Task inputs ::
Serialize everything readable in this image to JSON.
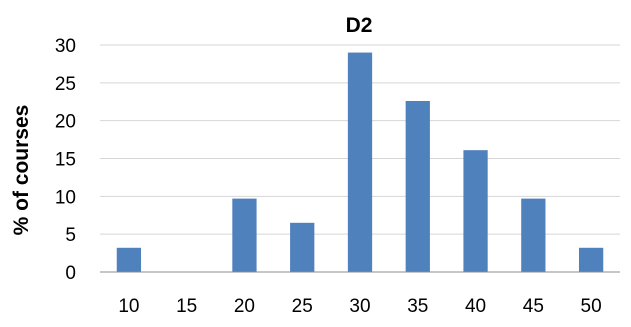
{
  "chart_data": {
    "type": "bar",
    "title": "D2",
    "xlabel": "",
    "ylabel": "% of courses",
    "categories": [
      "10",
      "15",
      "20",
      "25",
      "30",
      "35",
      "40",
      "45",
      "50"
    ],
    "values": [
      3.2,
      0,
      9.7,
      6.5,
      29,
      22.6,
      16.1,
      9.7,
      3.2
    ],
    "ylim": [
      0,
      30
    ],
    "yticks": [
      0,
      5,
      10,
      15,
      20,
      25,
      30
    ],
    "grid": true,
    "legend": "none",
    "colors": {
      "bar": "#4f81bd",
      "grid": "#d6d6d6",
      "axis": "#8c8c8c"
    }
  }
}
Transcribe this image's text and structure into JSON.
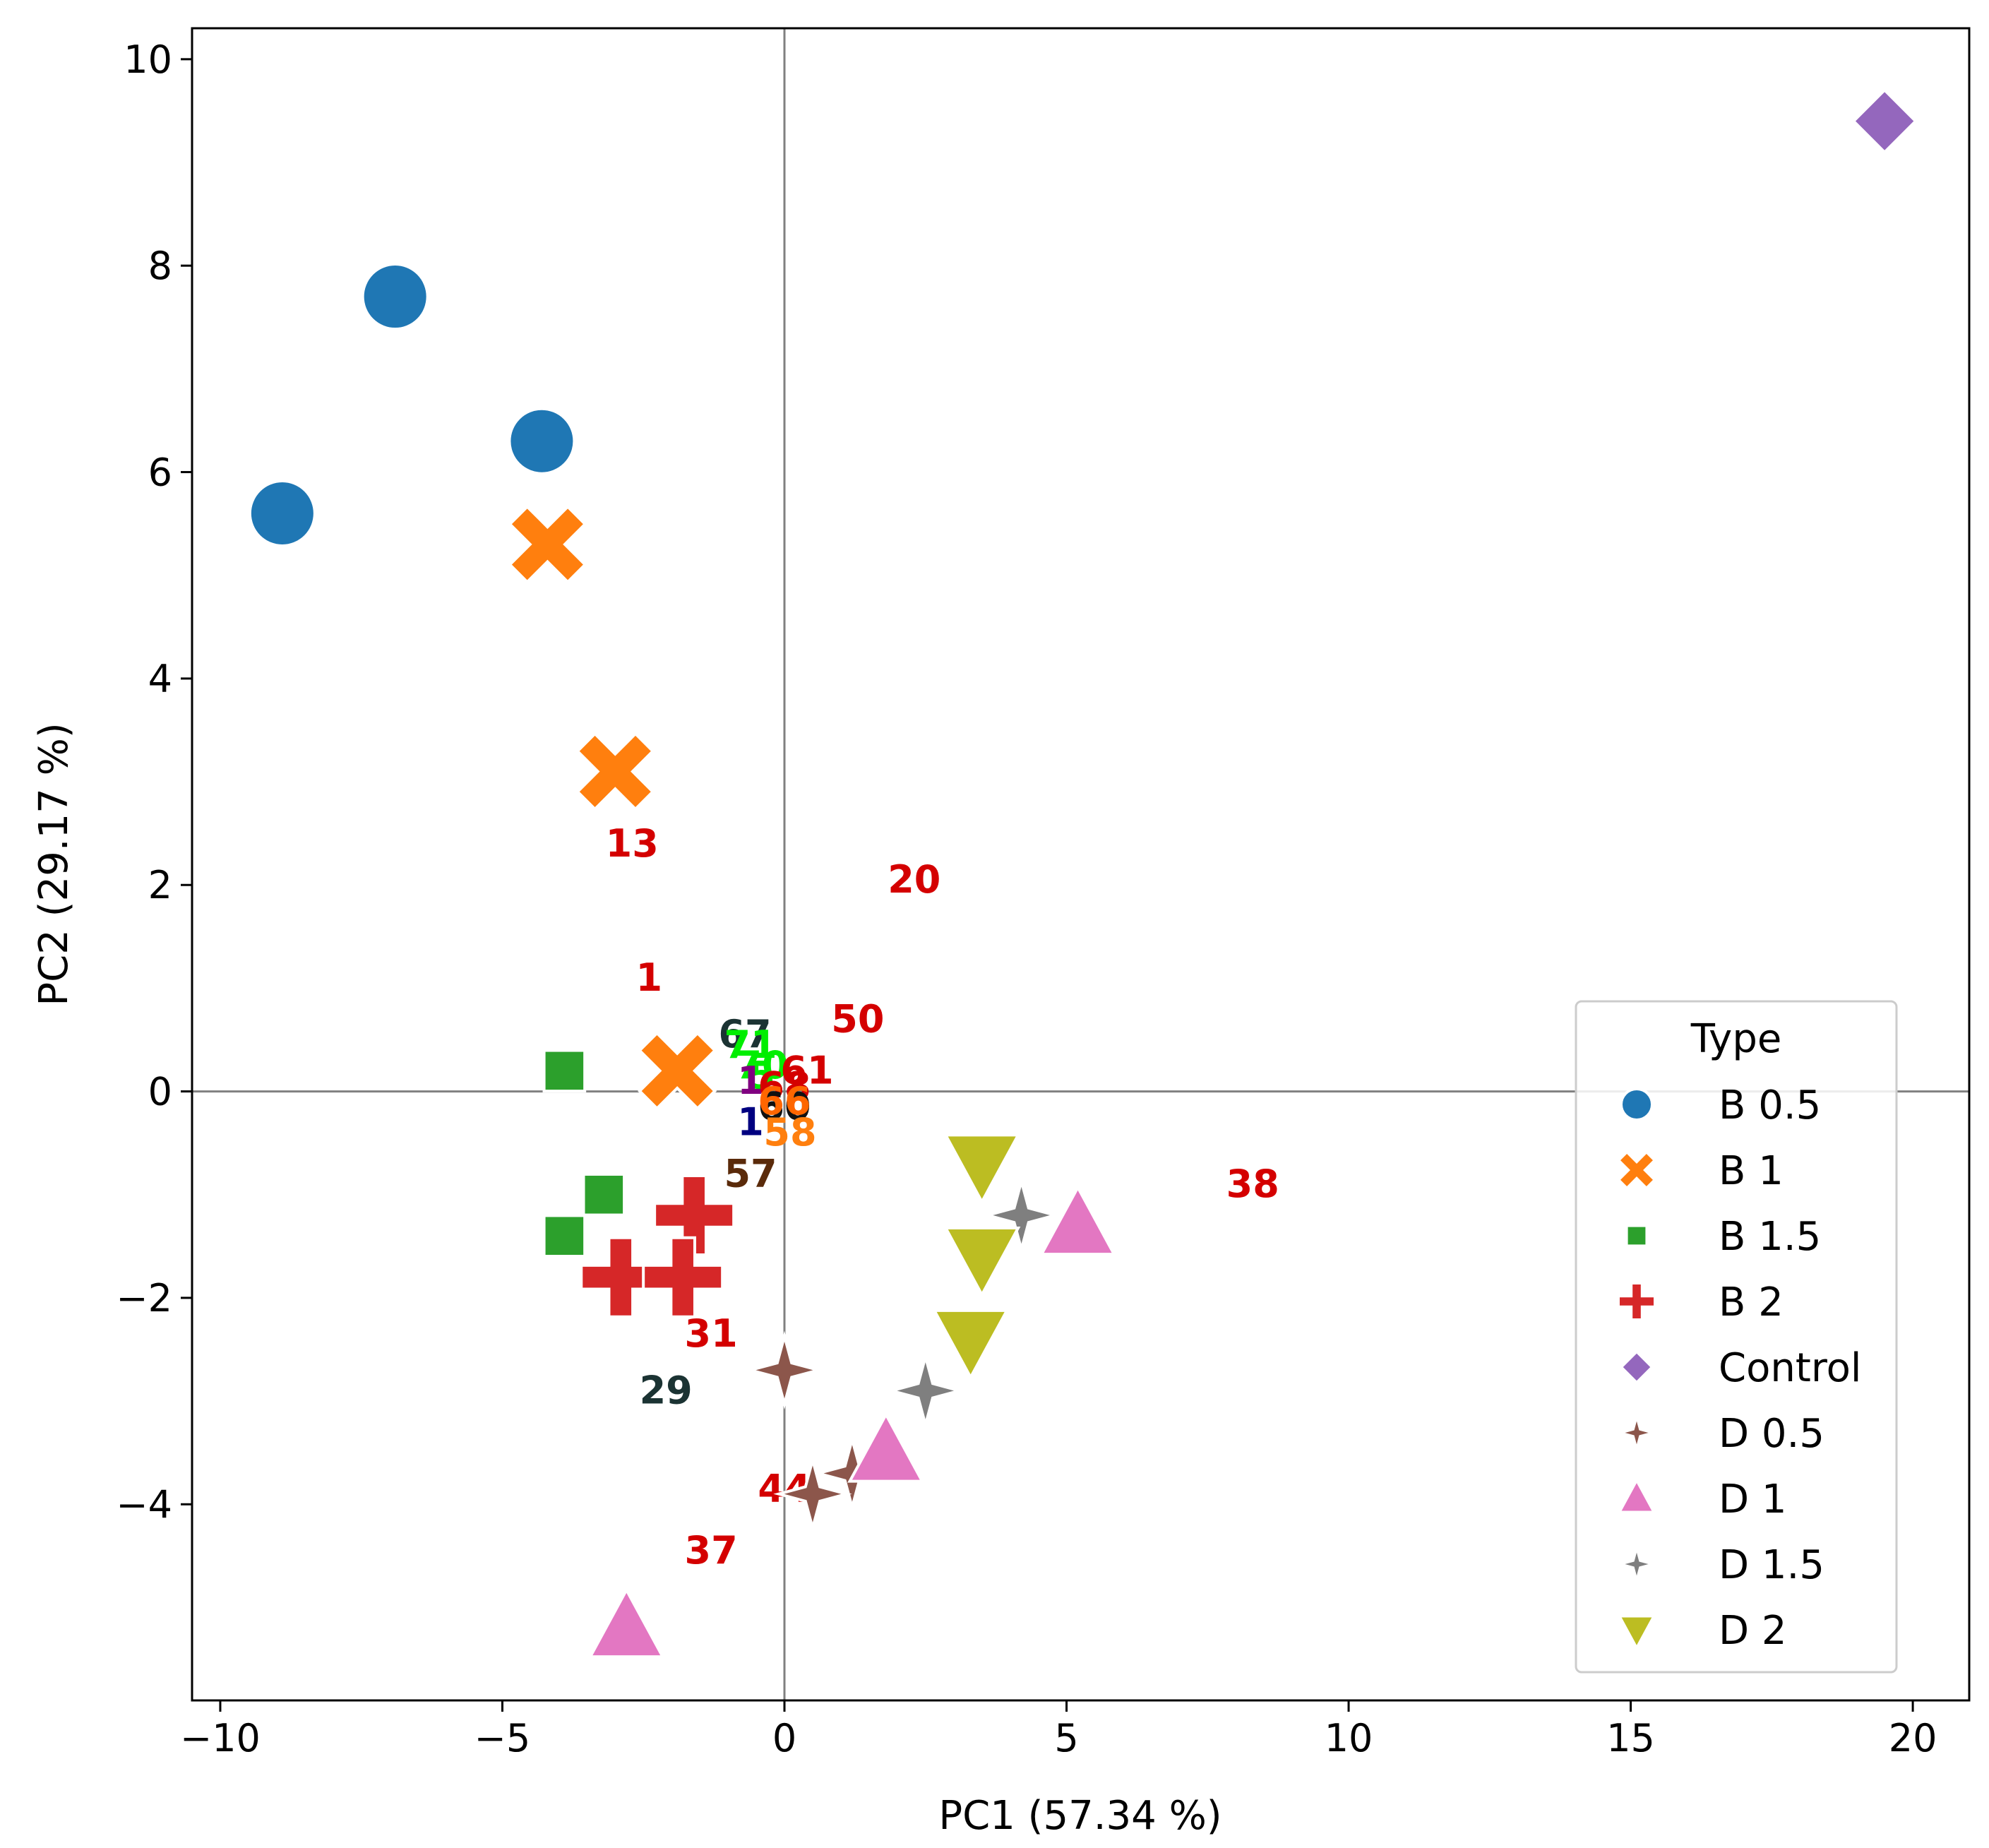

Directive :: Drop the images and quote the entries word for word.

Expected output ::
Serialize everything readable in this image to JSON.
{
  "chart_data": {
    "type": "bar",
    "title": "D2",
    "xlabel": "",
    "ylabel": "% of courses",
    "categories": [
      "10",
      "15",
      "20",
      "25",
      "30",
      "35",
      "40",
      "45",
      "50"
    ],
    "values": [
      3.2,
      0,
      9.7,
      6.5,
      29,
      22.6,
      16.1,
      9.7,
      3.2
    ],
    "ylim": [
      0,
      30
    ],
    "yticks": [
      0,
      5,
      10,
      15,
      20,
      25,
      30
    ],
    "grid": true,
    "legend": "none",
    "colors": {
      "bar": "#4f81bd",
      "grid": "#d6d6d6",
      "axis": "#8c8c8c"
    }
  }
}
Transcribe this image's text and structure into JSON.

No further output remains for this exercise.